EXERCISE AIM: Copy all of the material below exactly.

Collected data entries
* BEGIN *
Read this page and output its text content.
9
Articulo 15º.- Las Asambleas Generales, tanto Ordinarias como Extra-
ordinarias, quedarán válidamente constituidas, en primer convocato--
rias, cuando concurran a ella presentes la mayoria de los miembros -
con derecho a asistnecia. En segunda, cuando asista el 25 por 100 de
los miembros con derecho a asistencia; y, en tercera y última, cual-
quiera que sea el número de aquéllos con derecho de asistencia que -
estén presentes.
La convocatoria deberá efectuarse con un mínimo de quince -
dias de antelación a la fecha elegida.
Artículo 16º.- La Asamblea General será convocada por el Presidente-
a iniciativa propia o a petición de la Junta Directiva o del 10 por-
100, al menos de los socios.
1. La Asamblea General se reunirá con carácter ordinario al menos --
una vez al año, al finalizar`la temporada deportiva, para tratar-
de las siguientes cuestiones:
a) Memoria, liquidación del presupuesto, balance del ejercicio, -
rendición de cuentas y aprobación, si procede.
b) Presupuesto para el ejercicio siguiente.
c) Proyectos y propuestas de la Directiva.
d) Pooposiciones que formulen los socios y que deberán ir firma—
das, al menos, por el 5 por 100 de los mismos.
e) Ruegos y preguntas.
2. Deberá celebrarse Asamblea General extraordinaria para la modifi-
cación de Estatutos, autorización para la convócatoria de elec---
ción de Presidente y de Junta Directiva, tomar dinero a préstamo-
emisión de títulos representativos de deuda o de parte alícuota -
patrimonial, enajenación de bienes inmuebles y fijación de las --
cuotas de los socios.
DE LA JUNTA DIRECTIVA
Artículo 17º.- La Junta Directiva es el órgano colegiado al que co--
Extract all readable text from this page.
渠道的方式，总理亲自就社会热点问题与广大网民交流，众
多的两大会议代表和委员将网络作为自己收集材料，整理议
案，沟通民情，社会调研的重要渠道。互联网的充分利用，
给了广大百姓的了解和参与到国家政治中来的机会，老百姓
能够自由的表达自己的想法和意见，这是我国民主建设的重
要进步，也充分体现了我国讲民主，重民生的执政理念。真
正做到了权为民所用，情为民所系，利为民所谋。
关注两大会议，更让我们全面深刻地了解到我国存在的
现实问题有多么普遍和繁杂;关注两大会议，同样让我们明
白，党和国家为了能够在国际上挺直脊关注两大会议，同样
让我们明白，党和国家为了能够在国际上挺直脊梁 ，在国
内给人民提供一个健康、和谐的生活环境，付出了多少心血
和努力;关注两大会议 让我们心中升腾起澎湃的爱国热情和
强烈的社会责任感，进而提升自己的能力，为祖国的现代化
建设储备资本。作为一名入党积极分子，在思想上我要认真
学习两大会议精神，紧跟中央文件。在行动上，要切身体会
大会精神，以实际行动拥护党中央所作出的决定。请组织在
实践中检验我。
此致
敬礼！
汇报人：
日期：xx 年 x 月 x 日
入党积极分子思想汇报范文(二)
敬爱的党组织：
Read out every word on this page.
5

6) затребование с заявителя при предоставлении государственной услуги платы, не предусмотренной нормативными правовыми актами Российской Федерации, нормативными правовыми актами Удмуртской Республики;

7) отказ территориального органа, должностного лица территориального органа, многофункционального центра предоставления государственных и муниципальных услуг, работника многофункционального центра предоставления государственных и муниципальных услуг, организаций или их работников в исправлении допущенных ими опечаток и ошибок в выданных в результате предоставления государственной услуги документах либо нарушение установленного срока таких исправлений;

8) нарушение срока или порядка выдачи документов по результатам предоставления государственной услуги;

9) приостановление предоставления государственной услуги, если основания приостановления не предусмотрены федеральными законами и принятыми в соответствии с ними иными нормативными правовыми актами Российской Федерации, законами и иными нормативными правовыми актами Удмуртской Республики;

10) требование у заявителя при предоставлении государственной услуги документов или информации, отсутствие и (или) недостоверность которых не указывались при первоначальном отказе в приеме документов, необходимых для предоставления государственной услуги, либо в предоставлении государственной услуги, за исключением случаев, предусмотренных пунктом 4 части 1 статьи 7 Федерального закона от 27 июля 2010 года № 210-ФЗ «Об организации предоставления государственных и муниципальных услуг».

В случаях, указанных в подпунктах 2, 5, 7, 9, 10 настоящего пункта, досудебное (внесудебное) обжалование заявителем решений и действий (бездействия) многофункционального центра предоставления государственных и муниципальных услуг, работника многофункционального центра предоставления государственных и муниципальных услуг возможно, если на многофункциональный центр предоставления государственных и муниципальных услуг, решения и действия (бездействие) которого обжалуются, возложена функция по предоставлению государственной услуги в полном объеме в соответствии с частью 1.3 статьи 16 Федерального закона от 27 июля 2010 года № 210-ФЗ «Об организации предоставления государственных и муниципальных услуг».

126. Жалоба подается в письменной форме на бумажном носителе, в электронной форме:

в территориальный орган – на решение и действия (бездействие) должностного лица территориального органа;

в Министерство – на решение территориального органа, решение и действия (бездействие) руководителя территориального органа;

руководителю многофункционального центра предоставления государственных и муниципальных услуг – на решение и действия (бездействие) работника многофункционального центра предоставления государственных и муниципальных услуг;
* END *
SOLUTION FOR THIS PROBLEM:
Read this page and output its text content.
9
Articulo 15º.- Las Asambleas Generales, tanto Ordinarias como Extra-
ordinarias, quedarán válidamente constituidas, en primer convocato--
rias, cuando concurran a ella presentes la mayoria de los miembros -
con derecho a asistnecia. En segunda, cuando asista el 25 por 100 de
los miembros con derecho a asistencia; y, en tercera y última, cual-
quiera que sea el número de aquéllos con derecho de asistencia que -
estén presentes.
La convocatoria deberá efectuarse con un mínimo de quince -
dias de antelación a la fecha elegida.
Artículo 16º.- La Asamblea General será convocada por el Presidente-
a iniciativa propia o a petición de la Junta Directiva o del 10 por-
100, al menos de los socios.
1. La Asamblea General se reunirá con carácter ordinario al menos --
una vez al año, al finalizar`la temporada deportiva, para tratar-
de las siguientes cuestiones:
a) Memoria, liquidación del presupuesto, balance del ejercicio, -
rendición de cuentas y aprobación, si procede.
b) Presupuesto para el ejercicio siguiente.
c) Proyectos y propuestas de la Directiva.
d) Pooposiciones que formulen los socios y que deberán ir firma—
das, al menos, por el 5 por 100 de los mismos.
e) Ruegos y preguntas.
2. Deberá celebrarse Asamblea General extraordinaria para la modifi-
cación de Estatutos, autorización para la convócatoria de elec---
ción de Presidente y de Junta Directiva, tomar dinero a préstamo-
emisión de títulos representativos de deuda o de parte alícuota -
patrimonial, enajenación de bienes inmuebles y fijación de las --
cuotas de los socios.
DE LA JUNTA DIRECTIVA
Artículo 17º.- La Junta Directiva es el órgano colegiado al que co--
Extract all readable text from this page.
渠道的方式，总理亲自就社会热点问题与广大网民交流，众
多的两大会议代表和委员将网络作为自己收集材料，整理议
案，沟通民情，社会调研的重要渠道。互联网的充分利用，
给了广大百姓的了解和参与到国家政治中来的机会，老百姓
能够自由的表达自己的想法和意见，这是我国民主建设的重
要进步，也充分体现了我国讲民主，重民生的执政理念。真
正做到了权为民所用，情为民所系，利为民所谋。
关注两大会议，更让我们全面深刻地了解到我国存在的
现实问题有多么普遍和繁杂;关注两大会议，同样让我们明
白，党和国家为了能够在国际上挺直脊关注两大会议，同样
让我们明白，党和国家为了能够在国际上挺直脊梁 ，在国
内给人民提供一个健康、和谐的生活环境，付出了多少心血
和努力;关注两大会议 让我们心中升腾起澎湃的爱国热情和
强烈的社会责任感，进而提升自己的能力，为祖国的现代化
建设储备资本。作为一名入党积极分子，在思想上我要认真
学习两大会议精神，紧跟中央文件。在行动上，要切身体会
大会精神，以实际行动拥护党中央所作出的决定。请组织在
实践中检验我。
此致
敬礼！
汇报人：
日期：xx 年 x 月 x 日
入党积极分子思想汇报范文(二)
敬爱的党组织：
Read out every word on this page.
5

6) затребование с заявителя при предоставлении государственной услуги платы, не предусмотренной нормативными правовыми актами Российской Федерации, нормативными правовыми актами Удмуртской Республики;

7) отказ территориального органа, должностного лица территориального органа, многофункционального центра предоставления государственных и муниципальных услуг, работника многофункционального центра предоставления государственных и муниципальных услуг, организаций или их работников в исправлении допущенных ими опечаток и ошибок в выданных в результате предоставления государственной услуги документах либо нарушение установленного срока таких исправлений;

8) нарушение срока или порядка выдачи документов по результатам предоставления государственной услуги;

9) приостановление предоставления государственной услуги, если основания приостановления не предусмотрены федеральными законами и принятыми в соответствии с ними иными нормативными правовыми актами Российской Федерации, законами и иными нормативными правовыми актами Удмуртской Республики;

10) требование у заявителя при предоставлении государственной услуги документов или информации, отсутствие и (или) недостоверность которых не указывались при первоначальном отказе в приеме документов, необходимых для предоставления государственной услуги, либо в предоставлении государственной услуги, за исключением случаев, предусмотренных пунктом 4 части 1 статьи 7 Федерального закона от 27 июля 2010 года № 210-ФЗ «Об организации предоставления государственных и муниципальных услуг».

В случаях, указанных в подпунктах 2, 5, 7, 9, 10 настоящего пункта, досудебное (внесудебное) обжалование заявителем решений и действий (бездействия) многофункционального центра предоставления государственных и муниципальных услуг, работника многофункционального центра предоставления государственных и муниципальных услуг возможно, если на многофункциональный центр предоставления государственных и муниципальных услуг, решения и действия (бездействие) которого обжалуются, возложена функция по предоставлению государственной услуги в полном объеме в соответствии с частью 1.3 статьи 16 Федерального закона от 27 июля 2010 года № 210-ФЗ «Об организации предоставления государственных и муниципальных услуг».

126. Жалоба подается в письменной форме на бумажном носителе, в электронной форме:

в территориальный орган – на решение и действия (бездействие) должностного лица территориального органа;

в Министерство – на решение территориального органа, решение и действия (бездействие) руководителя территориального органа;

руководителю многофункционального центра предоставления государственных и муниципальных услуг – на решение и действия (бездействие) работника многофункционального центра предоставления государственных и муниципальных услуг;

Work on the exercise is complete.